Recorded data
——
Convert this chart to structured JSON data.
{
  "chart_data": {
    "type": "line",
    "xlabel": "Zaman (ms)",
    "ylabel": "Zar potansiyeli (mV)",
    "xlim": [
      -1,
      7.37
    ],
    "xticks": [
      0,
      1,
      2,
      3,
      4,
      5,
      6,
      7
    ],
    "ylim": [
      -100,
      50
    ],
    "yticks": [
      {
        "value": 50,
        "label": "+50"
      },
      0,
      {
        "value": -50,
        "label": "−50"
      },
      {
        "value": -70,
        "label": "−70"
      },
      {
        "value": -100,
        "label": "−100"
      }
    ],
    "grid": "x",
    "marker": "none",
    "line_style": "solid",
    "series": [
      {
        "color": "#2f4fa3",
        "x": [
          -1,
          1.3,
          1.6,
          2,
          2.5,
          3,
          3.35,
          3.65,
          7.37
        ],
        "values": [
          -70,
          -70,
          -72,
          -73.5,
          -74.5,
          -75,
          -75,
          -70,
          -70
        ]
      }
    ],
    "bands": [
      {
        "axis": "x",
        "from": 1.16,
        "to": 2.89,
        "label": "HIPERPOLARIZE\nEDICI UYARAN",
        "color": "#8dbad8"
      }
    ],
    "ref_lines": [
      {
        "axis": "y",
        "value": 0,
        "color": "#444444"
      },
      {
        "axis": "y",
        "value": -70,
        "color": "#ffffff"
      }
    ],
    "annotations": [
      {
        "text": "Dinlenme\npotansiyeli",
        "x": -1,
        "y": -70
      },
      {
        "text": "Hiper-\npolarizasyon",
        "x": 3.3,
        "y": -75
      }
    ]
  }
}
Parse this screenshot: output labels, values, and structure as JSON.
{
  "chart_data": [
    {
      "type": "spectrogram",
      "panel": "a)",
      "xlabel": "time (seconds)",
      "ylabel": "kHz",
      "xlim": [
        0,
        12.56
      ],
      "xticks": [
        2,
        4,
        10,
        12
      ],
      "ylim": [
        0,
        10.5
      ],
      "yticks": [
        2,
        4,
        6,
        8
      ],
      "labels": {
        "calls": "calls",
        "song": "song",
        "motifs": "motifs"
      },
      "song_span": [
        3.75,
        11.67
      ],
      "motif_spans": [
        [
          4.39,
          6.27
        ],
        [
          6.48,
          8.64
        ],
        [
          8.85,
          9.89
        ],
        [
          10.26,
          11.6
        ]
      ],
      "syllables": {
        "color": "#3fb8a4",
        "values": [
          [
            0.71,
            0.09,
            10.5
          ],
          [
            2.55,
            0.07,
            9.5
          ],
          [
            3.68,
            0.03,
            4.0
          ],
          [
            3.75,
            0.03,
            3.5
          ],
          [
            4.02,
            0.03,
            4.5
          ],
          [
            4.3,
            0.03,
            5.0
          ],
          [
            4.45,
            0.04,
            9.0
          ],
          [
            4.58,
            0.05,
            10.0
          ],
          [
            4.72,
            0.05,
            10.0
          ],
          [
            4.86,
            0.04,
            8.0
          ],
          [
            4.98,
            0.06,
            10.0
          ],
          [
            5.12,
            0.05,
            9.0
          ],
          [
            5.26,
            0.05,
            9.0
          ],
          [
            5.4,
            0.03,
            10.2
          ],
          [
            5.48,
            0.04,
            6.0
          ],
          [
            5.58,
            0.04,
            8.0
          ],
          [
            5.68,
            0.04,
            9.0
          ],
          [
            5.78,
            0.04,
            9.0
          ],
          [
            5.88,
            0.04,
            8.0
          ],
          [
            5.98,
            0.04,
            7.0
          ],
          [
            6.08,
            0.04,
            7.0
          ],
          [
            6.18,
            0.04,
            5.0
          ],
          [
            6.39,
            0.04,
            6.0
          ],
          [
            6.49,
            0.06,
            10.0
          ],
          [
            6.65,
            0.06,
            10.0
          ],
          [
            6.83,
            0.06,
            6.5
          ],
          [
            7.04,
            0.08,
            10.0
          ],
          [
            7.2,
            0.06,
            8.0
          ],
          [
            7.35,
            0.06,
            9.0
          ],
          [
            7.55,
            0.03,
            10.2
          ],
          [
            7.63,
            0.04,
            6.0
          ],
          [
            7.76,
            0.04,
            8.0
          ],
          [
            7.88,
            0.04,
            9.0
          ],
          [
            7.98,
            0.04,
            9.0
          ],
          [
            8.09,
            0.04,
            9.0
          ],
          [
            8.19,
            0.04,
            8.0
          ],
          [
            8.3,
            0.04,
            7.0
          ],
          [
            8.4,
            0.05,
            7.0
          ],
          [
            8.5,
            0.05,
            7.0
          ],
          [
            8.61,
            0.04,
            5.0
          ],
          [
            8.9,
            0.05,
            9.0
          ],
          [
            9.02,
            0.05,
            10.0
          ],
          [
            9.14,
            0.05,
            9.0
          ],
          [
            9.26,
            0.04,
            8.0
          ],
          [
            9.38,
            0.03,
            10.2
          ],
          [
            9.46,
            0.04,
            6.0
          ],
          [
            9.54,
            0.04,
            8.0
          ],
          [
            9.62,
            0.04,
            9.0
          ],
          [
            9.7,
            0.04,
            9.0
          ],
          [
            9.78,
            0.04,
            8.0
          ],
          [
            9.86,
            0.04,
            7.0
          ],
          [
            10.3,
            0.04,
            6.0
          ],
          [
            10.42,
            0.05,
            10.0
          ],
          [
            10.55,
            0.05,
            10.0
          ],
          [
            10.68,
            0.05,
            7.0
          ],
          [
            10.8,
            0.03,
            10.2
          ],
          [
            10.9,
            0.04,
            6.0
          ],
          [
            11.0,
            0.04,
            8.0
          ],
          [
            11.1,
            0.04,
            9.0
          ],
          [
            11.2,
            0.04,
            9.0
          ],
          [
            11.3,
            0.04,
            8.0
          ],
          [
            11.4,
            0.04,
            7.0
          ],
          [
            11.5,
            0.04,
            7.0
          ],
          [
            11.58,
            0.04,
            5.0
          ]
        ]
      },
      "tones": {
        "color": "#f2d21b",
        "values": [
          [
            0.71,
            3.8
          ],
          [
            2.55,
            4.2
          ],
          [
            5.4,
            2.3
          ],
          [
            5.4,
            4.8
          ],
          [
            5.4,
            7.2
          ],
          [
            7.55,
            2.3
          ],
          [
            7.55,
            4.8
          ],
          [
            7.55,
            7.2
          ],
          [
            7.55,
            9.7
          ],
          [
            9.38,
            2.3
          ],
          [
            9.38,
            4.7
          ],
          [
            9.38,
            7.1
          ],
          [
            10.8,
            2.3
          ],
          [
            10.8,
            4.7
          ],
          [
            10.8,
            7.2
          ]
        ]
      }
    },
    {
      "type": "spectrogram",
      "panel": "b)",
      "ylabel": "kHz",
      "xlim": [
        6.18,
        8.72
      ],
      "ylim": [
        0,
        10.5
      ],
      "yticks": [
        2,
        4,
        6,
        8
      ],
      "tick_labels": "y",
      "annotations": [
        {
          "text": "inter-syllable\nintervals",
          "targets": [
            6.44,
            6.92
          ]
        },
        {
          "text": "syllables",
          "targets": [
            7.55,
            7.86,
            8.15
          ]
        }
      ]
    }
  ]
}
——
= The task =
Each line of the material above must be retyped precisely.

= Written solution =
Convert this chart to structured JSON data.
{
  "chart_data": {
    "type": "line",
    "xlabel": "Zaman (ms)",
    "ylabel": "Zar potansiyeli (mV)",
    "xlim": [
      -1,
      7.37
    ],
    "xticks": [
      0,
      1,
      2,
      3,
      4,
      5,
      6,
      7
    ],
    "ylim": [
      -100,
      50
    ],
    "yticks": [
      {
        "value": 50,
        "label": "+50"
      },
      0,
      {
        "value": -50,
        "label": "−50"
      },
      {
        "value": -70,
        "label": "−70"
      },
      {
        "value": -100,
        "label": "−100"
      }
    ],
    "grid": "x",
    "marker": "none",
    "line_style": "solid",
    "series": [
      {
        "color": "#2f4fa3",
        "x": [
          -1,
          1.3,
          1.6,
          2,
          2.5,
          3,
          3.35,
          3.65,
          7.37
        ],
        "values": [
          -70,
          -70,
          -72,
          -73.5,
          -74.5,
          -75,
          -75,
          -70,
          -70
        ]
      }
    ],
    "bands": [
      {
        "axis": "x",
        "from": 1.16,
        "to": 2.89,
        "label": "HIPERPOLARIZE\nEDICI UYARAN",
        "color": "#8dbad8"
      }
    ],
    "ref_lines": [
      {
        "axis": "y",
        "value": 0,
        "color": "#444444"
      },
      {
        "axis": "y",
        "value": -70,
        "color": "#ffffff"
      }
    ],
    "annotations": [
      {
        "text": "Dinlenme\npotansiyeli",
        "x": -1,
        "y": -70
      },
      {
        "text": "Hiper-\npolarizasyon",
        "x": 3.3,
        "y": -75
      }
    ]
  }
}
Parse this screenshot: output labels, values, and structure as JSON.
{
  "chart_data": [
    {
      "type": "spectrogram",
      "panel": "a)",
      "xlabel": "time (seconds)",
      "ylabel": "kHz",
      "xlim": [
        0,
        12.56
      ],
      "xticks": [
        2,
        4,
        10,
        12
      ],
      "ylim": [
        0,
        10.5
      ],
      "yticks": [
        2,
        4,
        6,
        8
      ],
      "labels": {
        "calls": "calls",
        "song": "song",
        "motifs": "motifs"
      },
      "song_span": [
        3.75,
        11.67
      ],
      "motif_spans": [
        [
          4.39,
          6.27
        ],
        [
          6.48,
          8.64
        ],
        [
          8.85,
          9.89
        ],
        [
          10.26,
          11.6
        ]
      ],
      "syllables": {
        "color": "#3fb8a4",
        "values": [
          [
            0.71,
            0.09,
            10.5
          ],
          [
            2.55,
            0.07,
            9.5
          ],
          [
            3.68,
            0.03,
            4.0
          ],
          [
            3.75,
            0.03,
            3.5
          ],
          [
            4.02,
            0.03,
            4.5
          ],
          [
            4.3,
            0.03,
            5.0
          ],
          [
            4.45,
            0.04,
            9.0
          ],
          [
            4.58,
            0.05,
            10.0
          ],
          [
            4.72,
            0.05,
            10.0
          ],
          [
            4.86,
            0.04,
            8.0
          ],
          [
            4.98,
            0.06,
            10.0
          ],
          [
            5.12,
            0.05,
            9.0
          ],
          [
            5.26,
            0.05,
            9.0
          ],
          [
            5.4,
            0.03,
            10.2
          ],
          [
            5.48,
            0.04,
            6.0
          ],
          [
            5.58,
            0.04,
            8.0
          ],
          [
            5.68,
            0.04,
            9.0
          ],
          [
            5.78,
            0.04,
            9.0
          ],
          [
            5.88,
            0.04,
            8.0
          ],
          [
            5.98,
            0.04,
            7.0
          ],
          [
            6.08,
            0.04,
            7.0
          ],
          [
            6.18,
            0.04,
            5.0
          ],
          [
            6.39,
            0.04,
            6.0
          ],
          [
            6.49,
            0.06,
            10.0
          ],
          [
            6.65,
            0.06,
            10.0
          ],
          [
            6.83,
            0.06,
            6.5
          ],
          [
            7.04,
            0.08,
            10.0
          ],
          [
            7.2,
            0.06,
            8.0
          ],
          [
            7.35,
            0.06,
            9.0
          ],
          [
            7.55,
            0.03,
            10.2
          ],
          [
            7.63,
            0.04,
            6.0
          ],
          [
            7.76,
            0.04,
            8.0
          ],
          [
            7.88,
            0.04,
            9.0
          ],
          [
            7.98,
            0.04,
            9.0
          ],
          [
            8.09,
            0.04,
            9.0
          ],
          [
            8.19,
            0.04,
            8.0
          ],
          [
            8.3,
            0.04,
            7.0
          ],
          [
            8.4,
            0.05,
            7.0
          ],
          [
            8.5,
            0.05,
            7.0
          ],
          [
            8.61,
            0.04,
            5.0
          ],
          [
            8.9,
            0.05,
            9.0
          ],
          [
            9.02,
            0.05,
            10.0
          ],
          [
            9.14,
            0.05,
            9.0
          ],
          [
            9.26,
            0.04,
            8.0
          ],
          [
            9.38,
            0.03,
            10.2
          ],
          [
            9.46,
            0.04,
            6.0
          ],
          [
            9.54,
            0.04,
            8.0
          ],
          [
            9.62,
            0.04,
            9.0
          ],
          [
            9.7,
            0.04,
            9.0
          ],
          [
            9.78,
            0.04,
            8.0
          ],
          [
            9.86,
            0.04,
            7.0
          ],
          [
            10.3,
            0.04,
            6.0
          ],
          [
            10.42,
            0.05,
            10.0
          ],
          [
            10.55,
            0.05,
            10.0
          ],
          [
            10.68,
            0.05,
            7.0
          ],
          [
            10.8,
            0.03,
            10.2
          ],
          [
            10.9,
            0.04,
            6.0
          ],
          [
            11.0,
            0.04,
            8.0
          ],
          [
            11.1,
            0.04,
            9.0
          ],
          [
            11.2,
            0.04,
            9.0
          ],
          [
            11.3,
            0.04,
            8.0
          ],
          [
            11.4,
            0.04,
            7.0
          ],
          [
            11.5,
            0.04,
            7.0
          ],
          [
            11.58,
            0.04,
            5.0
          ]
        ]
      },
      "tones": {
        "color": "#f2d21b",
        "values": [
          [
            0.71,
            3.8
          ],
          [
            2.55,
            4.2
          ],
          [
            5.4,
            2.3
          ],
          [
            5.4,
            4.8
          ],
          [
            5.4,
            7.2
          ],
          [
            7.55,
            2.3
          ],
          [
            7.55,
            4.8
          ],
          [
            7.55,
            7.2
          ],
          [
            7.55,
            9.7
          ],
          [
            9.38,
            2.3
          ],
          [
            9.38,
            4.7
          ],
          [
            9.38,
            7.1
          ],
          [
            10.8,
            2.3
          ],
          [
            10.8,
            4.7
          ],
          [
            10.8,
            7.2
          ]
        ]
      }
    },
    {
      "type": "spectrogram",
      "panel": "b)",
      "ylabel": "kHz",
      "xlim": [
        6.18,
        8.72
      ],
      "ylim": [
        0,
        10.5
      ],
      "yticks": [
        2,
        4,
        6,
        8
      ],
      "tick_labels": "y",
      "annotations": [
        {
          "text": "inter-syllable\nintervals",
          "targets": [
            6.44,
            6.92
          ]
        },
        {
          "text": "syllables",
          "targets": [
            7.55,
            7.86,
            8.15
          ]
        }
      ]
    }
  ]
}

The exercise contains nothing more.